Topik : Kekhawatiran/Kegelisahan

29 Agustus 2003

Jengkel Itu Sia-sia

Nats : Ajarlah kami menghitung hari-hari kami sedemikian, hingga kami beroleh hati yang bijaksana (Mazmur 90:12)
Bacaan : Mazmur 90:10-17

Dengan semakin bertambahnya usia kita, hidup tampak semakin singkat. Penulis Victor Hugo mengatakan, "Hidup itu singkat, dan kita membuatnya semakin singkat dengan menyia-nyiakan waktu." Dan, tidak ada contoh yang lebih menyedihkan tentang waktu yang disia-siakan daripada hidup yang penuh dengan kejengkelan. Seperti seorang wanita Amerika yang impiannya untuk mengelilingi Inggris dengan kereta api menjadi kenyataan. Namun saat menaiki kereta api itu, ia jengkel dengan jendela dan temperatur, mengeluhkan tempat duduknya, sibuk merapikan bawaannya, dan seterusnya. Tak heran bila ia terkejut saat tiba-tiba sampai di tujuan. Dengan sangat menyesal ia berkata kepada penjemputnya, "Jika saya tahu bahwa saya akan tiba begitu cepat, saya tidak akan menghabiskan waktu dengan jengkel terhadap begitu banyak hal."

Perhatian kita sangat mudah teralih oleh masalah-masalah yang ternyata tidak ada artinya pada akhir kehidupan--tetangga yang menjengkelkan, anggaran yang ketat, tanda-tanda penuaan, orang-orang yang lebih kaya daripada kita. Musa menyadari pendeknya hidup ini dan ia pun berdoa, "Ajarlah kami menghitung hari-hari kami sedemikian, hingga kami beroleh hati yang bijaksana" (Mazmur 90:12).

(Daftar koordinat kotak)
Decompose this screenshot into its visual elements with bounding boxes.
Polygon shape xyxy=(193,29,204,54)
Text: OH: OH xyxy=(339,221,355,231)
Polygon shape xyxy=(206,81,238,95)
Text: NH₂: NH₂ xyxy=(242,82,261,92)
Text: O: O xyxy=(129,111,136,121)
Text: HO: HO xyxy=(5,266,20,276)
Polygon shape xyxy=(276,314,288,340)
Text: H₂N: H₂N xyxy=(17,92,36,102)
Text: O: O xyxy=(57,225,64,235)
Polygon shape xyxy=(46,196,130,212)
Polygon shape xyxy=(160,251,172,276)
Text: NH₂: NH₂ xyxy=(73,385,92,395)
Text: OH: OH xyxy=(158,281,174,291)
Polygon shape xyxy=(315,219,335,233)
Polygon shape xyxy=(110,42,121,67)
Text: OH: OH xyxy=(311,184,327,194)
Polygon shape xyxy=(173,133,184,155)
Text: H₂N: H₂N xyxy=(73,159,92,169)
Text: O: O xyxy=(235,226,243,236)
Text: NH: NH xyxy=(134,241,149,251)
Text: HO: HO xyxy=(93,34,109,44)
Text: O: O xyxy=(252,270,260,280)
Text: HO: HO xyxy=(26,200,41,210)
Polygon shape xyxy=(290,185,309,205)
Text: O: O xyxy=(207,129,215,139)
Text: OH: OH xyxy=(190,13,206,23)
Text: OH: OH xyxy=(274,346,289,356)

— Tugas Latihan —
1 – Dalam renungan itu, negara mana yang ingin dikelilingi wanita Amerika itu dengan kereta api?
2 – Salin bagian renungan mulai dari "Topik : Kekhawatiran/Kegelisahan" sampai "bijaksana (Mazmur 90:12)" tanpa mengubah apa pun.

— Jawaban Tiap Tugas —
1 – Inggris.

2 –
Topik : Kekhawatiran/Kegelisahan

29 Agustus 2003

Jengkel Itu Sia-sia

Nats : Ajarlah kami menghitung hari-hari kami sedemikian, hingga kami beroleh hati yang bijaksana (Mazmur 90:12)